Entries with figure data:
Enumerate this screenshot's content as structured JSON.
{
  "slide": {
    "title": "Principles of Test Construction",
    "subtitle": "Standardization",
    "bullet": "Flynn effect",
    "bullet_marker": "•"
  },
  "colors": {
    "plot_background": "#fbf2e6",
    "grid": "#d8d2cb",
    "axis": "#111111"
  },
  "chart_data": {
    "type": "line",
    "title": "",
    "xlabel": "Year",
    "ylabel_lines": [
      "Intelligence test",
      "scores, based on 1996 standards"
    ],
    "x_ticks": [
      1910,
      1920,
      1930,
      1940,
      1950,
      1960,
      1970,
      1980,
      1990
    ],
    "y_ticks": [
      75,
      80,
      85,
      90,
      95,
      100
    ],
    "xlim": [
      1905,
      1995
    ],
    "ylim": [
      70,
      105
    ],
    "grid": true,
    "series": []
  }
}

EXERCISE OBJECTIVE => All of the data needs to be reproduced exactly, with no line missing.

TASK OUTPUT =>
Enumerate this screenshot's content as structured JSON.
{
  "slide": {
    "title": "Principles of Test Construction",
    "subtitle": "Standardization",
    "bullet": "Flynn effect",
    "bullet_marker": "•"
  },
  "colors": {
    "plot_background": "#fbf2e6",
    "grid": "#d8d2cb",
    "axis": "#111111"
  },
  "chart_data": {
    "type": "line",
    "title": "",
    "xlabel": "Year",
    "ylabel_lines": [
      "Intelligence test",
      "scores, based on 1996 standards"
    ],
    "x_ticks": [
      1910,
      1920,
      1930,
      1940,
      1950,
      1960,
      1970,
      1980,
      1990
    ],
    "y_ticks": [
      75,
      80,
      85,
      90,
      95,
      100
    ],
    "xlim": [
      1905,
      1995
    ],
    "ylim": [
      70,
      105
    ],
    "grid": true,
    "series": []
  }
}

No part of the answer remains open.